**Instructions to follow:**
Can you turn every line of the material below into a Markdown table with the columns Row and Line, numbering the rows and skipping blank lines? Leave the pictures out.

**Input material:**
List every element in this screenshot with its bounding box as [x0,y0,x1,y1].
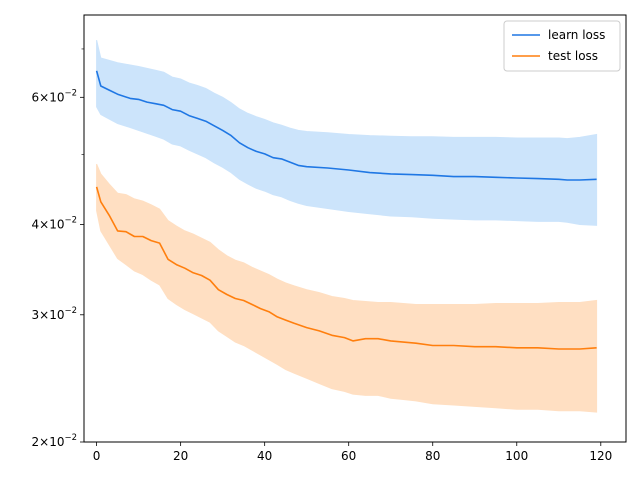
x-tick-label: 20 [173,449,188,463]
x-tick-label: 60 [341,449,356,463]
test-loss-legend-label: test loss [548,49,598,63]
learn-loss-line [95,70,597,181]
y-tick-label: 3×10−2 [32,306,78,322]
legend: learn loss test loss [503,20,621,72]
y-axis: 2×10−2 3×10−2 4×10−2 6×10−2 [32,48,84,449]
x-tick-label: 100 [505,449,528,463]
confidence-bands [96,39,598,413]
x-tick-label: 80 [425,449,440,463]
legend-box [503,20,621,72]
series-lines [95,70,597,350]
y-tick-label: 4×10−2 [32,216,78,232]
learn-loss-band [96,39,598,226]
y-tick-label: 6×10−2 [32,88,78,104]
plot-frame [83,14,627,443]
x-tick-label: 40 [257,449,272,463]
learn-loss-legend-label: learn loss [548,28,605,42]
x-axis: 0 20 40 60 80 100 120 [93,442,612,463]
test-loss-band [96,163,598,413]
test-loss-line [95,186,597,350]
x-tick-label: 0 [93,449,101,463]
x-tick-label: 120 [589,449,612,463]
y-tick-label: 2×10−2 [32,433,78,449]
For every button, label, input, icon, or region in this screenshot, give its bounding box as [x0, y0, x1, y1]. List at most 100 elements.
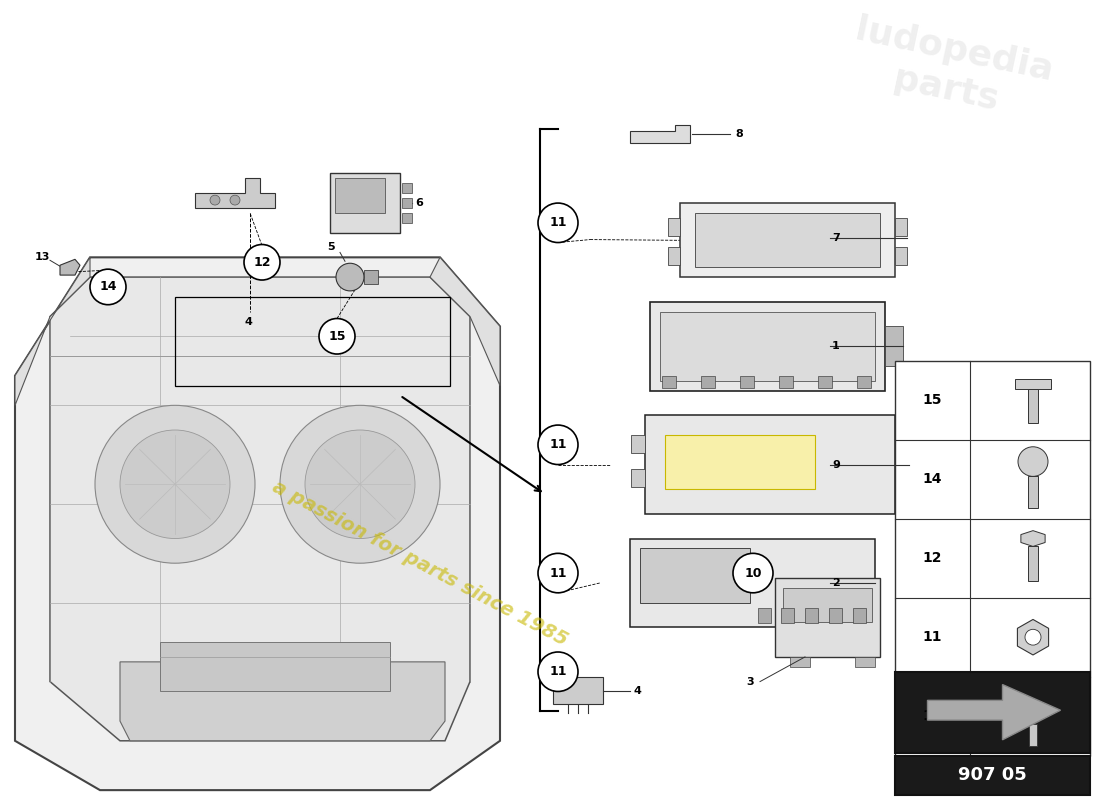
Bar [650, 302, 886, 390]
Bar [175, 297, 450, 386]
Bar [1028, 476, 1038, 508]
Polygon shape [120, 662, 446, 741]
Bar [402, 198, 412, 208]
Text: 4: 4 [634, 686, 642, 697]
Bar [630, 538, 874, 627]
Bar [701, 376, 715, 387]
Circle shape [210, 195, 220, 205]
Polygon shape [630, 125, 690, 143]
Text: 15: 15 [328, 330, 345, 342]
Bar [781, 608, 794, 623]
Bar [666, 435, 815, 490]
Bar [740, 376, 754, 387]
Text: 2: 2 [832, 578, 839, 588]
Text: 10: 10 [922, 709, 942, 723]
Circle shape [95, 406, 255, 563]
Circle shape [538, 425, 578, 465]
Circle shape [319, 318, 355, 354]
Bar [895, 672, 1090, 753]
Bar [553, 677, 603, 704]
Bar [640, 549, 750, 602]
Bar [886, 326, 903, 366]
Text: 12: 12 [922, 551, 942, 566]
Polygon shape [195, 178, 275, 208]
Bar [402, 183, 412, 194]
Circle shape [733, 554, 773, 593]
Text: 15: 15 [922, 394, 942, 407]
Bar [776, 578, 880, 657]
Bar [895, 247, 908, 266]
Text: 11: 11 [549, 566, 566, 579]
Bar [895, 218, 908, 236]
Bar [1028, 724, 1037, 746]
Polygon shape [1018, 619, 1048, 655]
Bar [895, 470, 909, 487]
Text: 5: 5 [328, 242, 336, 253]
Polygon shape [1021, 530, 1045, 546]
Circle shape [1025, 630, 1041, 645]
Text: 10: 10 [745, 566, 761, 579]
Polygon shape [1022, 698, 1044, 724]
Circle shape [336, 263, 364, 291]
Bar [668, 218, 680, 236]
Circle shape [244, 245, 280, 280]
Bar [852, 608, 866, 623]
Bar [818, 376, 832, 387]
Text: 14: 14 [99, 281, 117, 294]
Bar [680, 203, 895, 277]
Bar [668, 247, 680, 266]
Circle shape [90, 269, 126, 305]
Text: 4: 4 [244, 317, 252, 326]
Text: 14: 14 [922, 472, 942, 486]
Bar [364, 270, 378, 284]
Circle shape [305, 430, 415, 538]
Bar [857, 376, 871, 387]
Bar [336, 178, 385, 213]
Polygon shape [15, 258, 90, 406]
Text: ludopedia
parts: ludopedia parts [844, 13, 1056, 126]
Bar [1028, 546, 1038, 581]
Bar [1028, 389, 1038, 423]
Bar [1015, 378, 1050, 389]
Text: 11: 11 [549, 438, 566, 451]
Circle shape [230, 195, 240, 205]
Polygon shape [15, 258, 500, 790]
Bar [330, 174, 400, 233]
Text: 3: 3 [746, 677, 754, 686]
Text: a passion for parts since 1985: a passion for parts since 1985 [270, 477, 571, 650]
Text: 11: 11 [549, 216, 566, 230]
Text: 9: 9 [832, 459, 840, 470]
Bar [855, 657, 875, 667]
Polygon shape [50, 277, 470, 741]
Circle shape [538, 203, 578, 242]
Bar [805, 608, 818, 623]
Polygon shape [60, 259, 80, 275]
Bar [758, 608, 771, 623]
Bar [645, 415, 895, 514]
Bar [779, 376, 793, 387]
Text: 6: 6 [415, 198, 422, 208]
Bar [160, 642, 390, 691]
Circle shape [120, 430, 230, 538]
Bar [402, 213, 412, 223]
Bar [662, 376, 676, 387]
Bar [631, 435, 645, 453]
Bar [660, 312, 874, 381]
Text: 8: 8 [735, 129, 743, 139]
Text: 11: 11 [549, 666, 566, 678]
Circle shape [538, 652, 578, 691]
Polygon shape [927, 685, 1060, 740]
Text: 11: 11 [922, 630, 942, 644]
Polygon shape [430, 258, 500, 386]
Bar [895, 756, 1090, 795]
Bar [631, 470, 645, 487]
Bar [895, 361, 1090, 756]
Circle shape [538, 554, 578, 593]
Text: 12: 12 [253, 256, 271, 269]
Circle shape [1018, 446, 1048, 476]
Text: 7: 7 [832, 233, 839, 242]
Bar [829, 608, 842, 623]
Text: 13: 13 [34, 252, 50, 262]
Circle shape [280, 406, 440, 563]
Text: 1: 1 [832, 341, 839, 351]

**Reply to the task:**
| Row | Line |
|---|---|
| 1 | List every element in this screenshot with its bounding box as [x0,y0,x1,y1]. |
| 2 | x-tick-label: 20 [173,449,188,463] |
| 3 | x-tick-label: 60 [341,449,356,463] |
| 4 | test-loss-legend-label: test loss [548,49,598,63] |
| 5 | learn-loss-line [95,70,597,181] |
| 6 | y-tick-label: 3×10−2 [32,306,78,322] |
| 7 | legend: learn loss test loss [503,20,621,72] |
| 8 | y-axis: 2×10−2 3×10−2 4×10−2 6×10−2 [32,48,84,449] |
| 9 | x-tick-label: 100 [505,449,528,463] |
| 10 | confidence-bands [96,39,598,413] |
| 11 | x-tick-label: 80 [425,449,440,463] |
| 12 | legend-box [503,20,621,72] |
| 13 | series-lines [95,70,597,350] |
| 14 | y-tick-label: 4×10−2 [32,216,78,232] |
| 15 | learn-loss-band [96,39,598,226] |
| 16 | y-tick-label: 6×10−2 [32,88,78,104] |
| 17 | plot-frame [83,14,627,443] |
| 18 | x-tick-label: 40 [257,449,272,463] |
| 19 | learn-loss-legend-label: learn loss [548,28,605,42] |
| 20 | x-axis: 0 20 40 60 80 100 120 [93,442,612,463] |
| 21 | test-loss-band [96,163,598,413] |
| 22 | test-loss-line [95,186,597,350] |
| 23 | x-tick-label: 0 [93,449,101,463] |
| 24 | x-tick-label: 120 [589,449,612,463] |
| 25 | y-tick-label: 2×10−2 [32,433,78,449] |
| 26 | For every button, label, input, icon, or region in this screenshot, give its bounding box as [x0, y0, x1, y1]. List at most 100 elements. |
| 27 | Bar [650, 302, 886, 390] |
| 28 | Bar [175, 297, 450, 386] |
| 29 | Bar [1028, 476, 1038, 508] |
| 30 | Polygon shape [120, 662, 446, 741] |
| 31 | Bar [402, 198, 412, 208] |
| 32 | Text: 4: 4 [634, 686, 642, 697] |
| 33 | Bar [630, 538, 874, 627] |
| 34 | Bar [701, 376, 715, 387] |
| 35 | Circle shape [210, 195, 220, 205] |
| 36 | Polygon shape [630, 125, 690, 143] |
| 37 | Text: 15: 15 [328, 330, 345, 342] |
| 38 | Bar [781, 608, 794, 623] |
| 39 | Bar [666, 435, 815, 490] |
| 40 | Bar [740, 376, 754, 387] |
| 41 | Text: 2: 2 [832, 578, 839, 588] |
| 42 | Text: 10: 10 [922, 709, 942, 723] |
| 43 | Circle shape [95, 406, 255, 563] |
| 44 | Circle shape [538, 425, 578, 465] |
| 45 | Circle shape [319, 318, 355, 354] |
| 46 | Bar [895, 672, 1090, 753] |
| 47 | Bar [553, 677, 603, 704] |
| 48 | Bar [640, 549, 750, 602] |
| 49 | Bar [886, 326, 903, 366] |
| 50 | Text: 12: 12 [922, 551, 942, 566] |
| 51 | Polygon shape [195, 178, 275, 208] |
| 52 | Bar [402, 183, 412, 194] |
| 53 | Circle shape [733, 554, 773, 593] |
| 54 | Text: 15: 15 [922, 394, 942, 407] |
| 55 | Bar [776, 578, 880, 657] |
| 56 | Bar [895, 247, 908, 266] |
| 57 | Text: 11: 11 [549, 566, 566, 579] |
| 58 | Bar [895, 218, 908, 236] |
| 59 | Bar [1028, 724, 1037, 746] |
| 60 | Polygon shape [1018, 619, 1048, 655] |
| 61 | Bar [895, 470, 909, 487] |
| 62 | Text: 5: 5 [328, 242, 336, 253] |
| 63 | Polygon shape [1021, 530, 1045, 546] |
| 64 | Circle shape [1025, 630, 1041, 645] |
| 65 | Text: 10: 10 [745, 566, 761, 579] |
| 66 | Polygon shape [1022, 698, 1044, 724] |
| 67 | Circle shape [336, 263, 364, 291] |
| 68 | Bar [668, 218, 680, 236] |
| 69 | Circle shape [244, 245, 280, 280] |
| 70 | Bar [852, 608, 866, 623] |
| 71 | Bar [818, 376, 832, 387] |
| 72 | Text: 14: 14 [99, 281, 117, 294] |
| 73 | Bar [680, 203, 895, 277] |
| 74 | Bar [668, 247, 680, 266] |
| 75 | Circle shape [90, 269, 126, 305] |
| 76 | Text: 4: 4 [244, 317, 252, 326] |
| 77 | Text: 14: 14 [922, 472, 942, 486] |
| 78 | Bar [364, 270, 378, 284] |
| 79 | Circle shape [305, 430, 415, 538] |
| 80 | Bar [857, 376, 871, 387] |
| 81 | Bar [336, 178, 385, 213] |
| 82 | Polygon shape [15, 258, 90, 406] |
| 83 | Text: ludopedia |
| 84 | parts: ludopedia parts [844, 13, 1056, 126] |
| 85 | Bar [1028, 546, 1038, 581] |
| 86 | Bar [1028, 389, 1038, 423] |
| 87 | Bar [1015, 378, 1050, 389] |
| 88 | Text: 11: 11 [549, 438, 566, 451] |
| 89 | Circle shape [230, 195, 240, 205] |
| 90 | Polygon shape [15, 258, 500, 790] |
| 91 | Bar [330, 174, 400, 233] |
| 92 | Text: 3: 3 [746, 677, 754, 686] |
| 93 | Text: a passion for parts since 1985: a passion for parts since 1985 [270, 477, 571, 650] |
| 94 | Text: 11: 11 [549, 216, 566, 230] |
| 95 | Text: 9: 9 [832, 459, 840, 470] |
| 96 | Bar [855, 657, 875, 667] |
| 97 | Polygon shape [50, 277, 470, 741] |
| 98 | Circle shape [538, 203, 578, 242] |
| 99 | Bar [805, 608, 818, 623] |
| 100 | Polygon shape [60, 259, 80, 275] |
| 101 | Bar [758, 608, 771, 623] |
| 102 | Bar [645, 415, 895, 514] |
| 103 | Bar [779, 376, 793, 387] |
| 104 | Text: 6: 6 [415, 198, 422, 208] |
| 105 | Bar [160, 642, 390, 691] |
| 106 | Circle shape [120, 430, 230, 538] |
| 107 | Bar [402, 213, 412, 223] |
| 108 | Bar [662, 376, 676, 387] |
| 109 | Bar [631, 435, 645, 453] |
| 110 | Bar [660, 312, 874, 381] |
| 111 | Text: 8: 8 [735, 129, 743, 139] |
| 112 | Text: 11: 11 [549, 666, 566, 678] |
| 113 | Circle shape [538, 652, 578, 691] |
| 114 | Polygon shape [927, 685, 1060, 740] |
| 115 | Text: 11: 11 [922, 630, 942, 644] |
| 116 | Polygon shape [430, 258, 500, 386] |
| 117 | Bar [895, 756, 1090, 795] |
| 118 | Bar [631, 470, 645, 487] |
| 119 | Bar [895, 361, 1090, 756] |
| 120 | Circle shape [538, 554, 578, 593] |
| 121 | Text: 12: 12 [253, 256, 271, 269] |
| 122 | Circle shape [1018, 446, 1048, 476] |
| 123 | Text: 7: 7 [832, 233, 839, 242] |
| 124 | Bar [829, 608, 842, 623] |
| 125 | Text: 13: 13 [34, 252, 50, 262] |
| 126 | Circle shape [280, 406, 440, 563] |
| 127 | Text: 1: 1 [832, 341, 839, 351] |